> Given exercise: Type out the data exactly as given. Skip any image.

> The data:
-=-=-

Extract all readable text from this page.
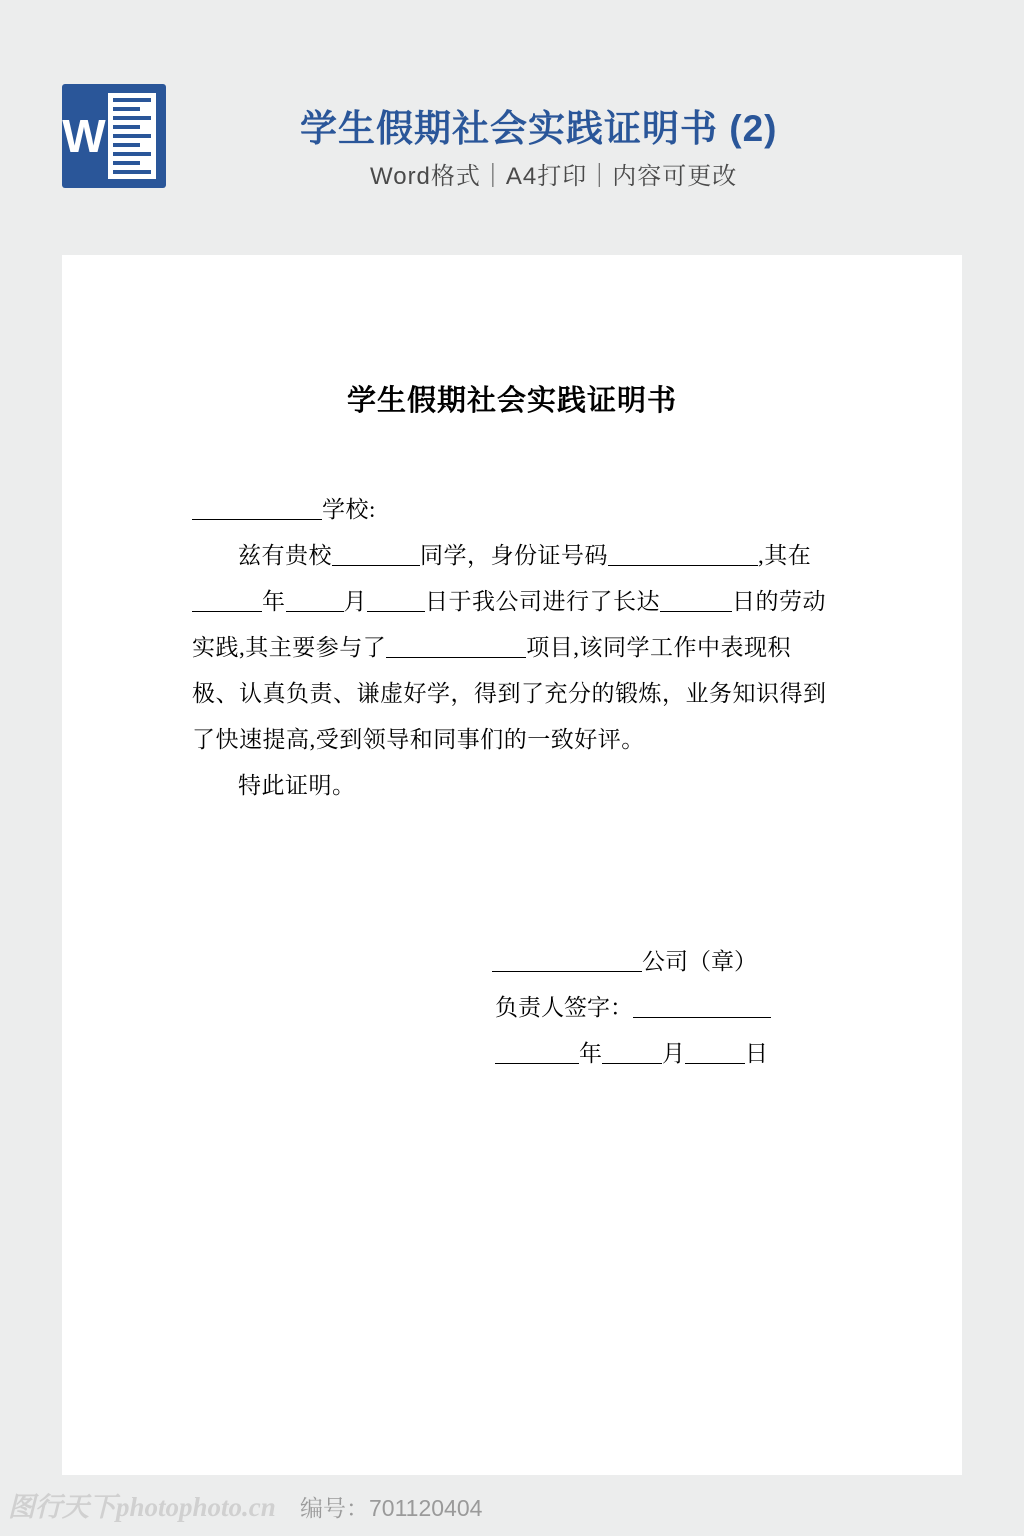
W	学生假期社会实践证明书 (2)
Word格式｜A4打印｜内容可更改
学生假期社会实践证明书

学校:

兹有贵校	同学，身份证号码	,其在年	月	日于我公司进行了长达	日的劳动实践,其主要参与了	项目,该同学工作中表现积极、认真负责、谦虚好学，得到了充分的锻炼，业务知识得到了快速提高,受到领导和同事们的一致好评。

特此证明。

公司（章）
负责人签字：
年	月	日
图行天下photophoto.cn 编号：701120404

-=-=-

> Response to the exercise:
Extract all readable text from this page.
W	学生假期社会实践证明书 (2)
Word格式｜A4打印｜内容可更改
学生假期社会实践证明书

学校:

兹有贵校	同学，身份证号码	,其在年	月	日于我公司进行了长达	日的劳动实践,其主要参与了	项目,该同学工作中表现积极、认真负责、谦虚好学，得到了充分的锻炼，业务知识得到了快速提高,受到领导和同事们的一致好评。

特此证明。

公司（章）
负责人签字：
年	月	日
图行天下photophoto.cn 编号：701120404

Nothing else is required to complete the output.